LA TAREA:
Escribe la continuación del artículo de opinión sobre Trump y la situación de Cuba a partir de su última oración.

Trump ha apretado a los tiranos de La Habana como ningún otro. En medio de una crisis sin precedentes, los cubanos tenemos que tenerlo presente

Por Juan José López Díaz:

Quiero que Trump gane su reelección. Y no solo por el presente y futuro de Estados Unidos, sino para que también nos ayude en la solución de Cuba. Pero sin fantasías políticas. 

Los cubanos, como todos los pueblos, aunque vivamos bajo el totalitarismo, tenemos que hacer nuestra parte, y lo primero es encontrar un propósito común que nos represente para que el presidente americano sepa claramente, sin intermediarios que tergiversen ni ideas ni deseos, qué es lo que de verdad queremos y necesitamos. 

El presidente de Estados Unidos no lo puede hacer solo. Tiene que lidiar con el Congreso y otras agencias de balance, contrapeso e inteligencia. El tiempo de órdenes ejecutivas, como sucedió en Panamá, tiene límites.

En democracia hay que saber negociar. Gracias a esto, Estados Unidos y el resto del mundo democrático ha llegado hasta aquí. Y eso no se va a detener. Con sus virtudes y defectos, la democracia es hasta el momento la mejor fórmula para gobernar y convivir. 

Entre los cubanos sobreviven algunas tendencias que yo rechazo y que me aburren: esperar que el presidente de Estados Unidos sea quien resuelva nuestra quimera (una cosa es ayudar y otra cosa es hacer casi todo el trabajo), enemistarse fácilmente con el que expresa ideas tácticas que no son las nuestras a veces convirtiendo al amigo en enemigo, y la manipulación del “problema cubano” para que realmente no se resuelva y continuar ganando intereses eternamente. 

Los presidentes de Estados Unidos han manejado las dos tácticas: las restricciones y las aperturas. Aún estamos tratando de lograr la ansiada libertad y los cambios políticos. Trump ha sido un abanderado en apretar, como nunca, al régimen de La Habana. Incrementar las sanciones a la cúpula castrista es correcto, pero se necesita mucho más.

A Estados Unidos se le ha pedido actuar con firmeza, más allá de instrumentos legales surgidos en otros tiempos como es el caso del TIAR, contra la amenaza del castrochavismo o el “socialismo del siglo XXI”, o como sea que quiera llamársele. Está claro que se trata de un mismo enemigo. Pero tenemos que reconocer que aunque las realidades de Cuba y Venezuela son similares, no son exactamente lo mismo.

(Entradas del conjunto de datos)
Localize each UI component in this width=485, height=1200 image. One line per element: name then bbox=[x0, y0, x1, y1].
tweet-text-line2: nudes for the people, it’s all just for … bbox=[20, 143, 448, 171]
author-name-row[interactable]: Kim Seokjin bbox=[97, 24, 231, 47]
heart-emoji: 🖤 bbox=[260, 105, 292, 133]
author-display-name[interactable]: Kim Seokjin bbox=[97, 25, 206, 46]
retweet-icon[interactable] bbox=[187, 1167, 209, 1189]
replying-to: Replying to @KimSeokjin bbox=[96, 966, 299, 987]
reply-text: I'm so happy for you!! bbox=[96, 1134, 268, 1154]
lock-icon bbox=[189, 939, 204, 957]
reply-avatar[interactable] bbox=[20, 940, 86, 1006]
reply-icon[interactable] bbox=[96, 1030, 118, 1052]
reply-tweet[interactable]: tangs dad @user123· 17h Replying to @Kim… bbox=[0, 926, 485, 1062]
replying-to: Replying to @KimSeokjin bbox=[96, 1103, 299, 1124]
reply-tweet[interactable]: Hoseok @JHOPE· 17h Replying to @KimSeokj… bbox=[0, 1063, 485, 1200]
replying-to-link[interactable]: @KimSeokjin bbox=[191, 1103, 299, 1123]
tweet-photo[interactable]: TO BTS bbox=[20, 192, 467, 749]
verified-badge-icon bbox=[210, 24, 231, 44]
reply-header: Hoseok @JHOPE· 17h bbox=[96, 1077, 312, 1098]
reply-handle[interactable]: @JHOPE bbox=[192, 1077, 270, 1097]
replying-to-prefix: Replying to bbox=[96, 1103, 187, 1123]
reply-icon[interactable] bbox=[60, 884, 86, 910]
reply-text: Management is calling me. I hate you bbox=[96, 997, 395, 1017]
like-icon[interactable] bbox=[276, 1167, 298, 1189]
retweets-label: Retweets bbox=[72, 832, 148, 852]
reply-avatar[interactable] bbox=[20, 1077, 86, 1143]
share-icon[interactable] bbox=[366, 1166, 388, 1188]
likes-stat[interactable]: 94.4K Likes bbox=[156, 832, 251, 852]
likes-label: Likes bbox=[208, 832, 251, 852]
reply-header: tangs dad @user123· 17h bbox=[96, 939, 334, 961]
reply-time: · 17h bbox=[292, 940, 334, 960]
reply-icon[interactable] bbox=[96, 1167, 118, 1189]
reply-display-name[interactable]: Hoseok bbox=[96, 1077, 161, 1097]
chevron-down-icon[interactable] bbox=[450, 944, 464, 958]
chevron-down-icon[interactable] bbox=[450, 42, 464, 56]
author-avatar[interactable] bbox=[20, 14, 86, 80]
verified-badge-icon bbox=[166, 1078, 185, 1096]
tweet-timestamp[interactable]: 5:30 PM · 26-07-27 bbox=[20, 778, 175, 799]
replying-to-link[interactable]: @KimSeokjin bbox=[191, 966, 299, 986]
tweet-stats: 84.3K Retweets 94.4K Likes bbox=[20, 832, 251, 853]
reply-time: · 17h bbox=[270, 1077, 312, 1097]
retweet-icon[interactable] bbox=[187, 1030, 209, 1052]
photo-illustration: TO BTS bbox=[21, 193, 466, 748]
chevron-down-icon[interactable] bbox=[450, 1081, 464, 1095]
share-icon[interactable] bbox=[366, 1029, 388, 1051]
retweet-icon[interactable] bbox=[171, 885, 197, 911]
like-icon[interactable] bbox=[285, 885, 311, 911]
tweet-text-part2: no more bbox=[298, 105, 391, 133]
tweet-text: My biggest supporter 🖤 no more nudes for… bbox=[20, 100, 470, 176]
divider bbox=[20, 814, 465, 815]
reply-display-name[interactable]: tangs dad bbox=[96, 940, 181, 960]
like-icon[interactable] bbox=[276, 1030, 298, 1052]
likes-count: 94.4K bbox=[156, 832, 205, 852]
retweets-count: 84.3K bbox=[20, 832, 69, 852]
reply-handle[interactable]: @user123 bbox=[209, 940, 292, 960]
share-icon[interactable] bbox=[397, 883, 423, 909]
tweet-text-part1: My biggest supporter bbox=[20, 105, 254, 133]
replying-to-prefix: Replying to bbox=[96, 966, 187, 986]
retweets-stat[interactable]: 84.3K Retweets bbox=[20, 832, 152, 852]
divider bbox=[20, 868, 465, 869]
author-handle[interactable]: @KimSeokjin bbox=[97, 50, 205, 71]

RESPUESTA FINAL:
En Venezuela, Nicolás Maduro y su grupo son muchísimo más jóvenes que la generación de la Sierra Maestra, ya en decadencia. En la isla cautiva, la generación sucesora de Fidel y Raúl Castro no ha manejado ninguna gran crisis como la que se avecina -algo que deben aprovechar tanto Trump como la oposición interna- y tendrán que enfrentarla sin el auspicio de los constructores del totalitarismo cubano. Por ello quizás hoy tengamos más chance los cubanos que los venezolanos para avanzar hacia el fin de estas dictaduras. 

En todo esto, pareciera que los cubanos nos hemos acostumbrado a vivir en esta amarga y dilatada situación, y no sabemos cómo hacerlo fuera de ella. Además de que hay gente muy poderosa y hábil que se beneficia de la estabilidad o el status quo. 

En espera de que estas más de seis décadas finalmente nos ayuden a reconocer cómo no llegar y cómo alcanzar la meta, y que la necesidad del abrazo de los hombres libres nos permita aceptar y desarrollar una táctica común que nos saque de este atolladero, yo sigo convocando, 24 años después del intento de concilio cubano, una reunión seria entre los principales actores políticos que aspiran a resolver el problema cubano. Sigo creyendo que vale la pena y que será posible. 


Juan José López Díaz es abogado, especialista en derechos humanos, humanista y activista político. Integró la oposición interna cubana en los años 1980 y 1990. Vive exiliado en Miami.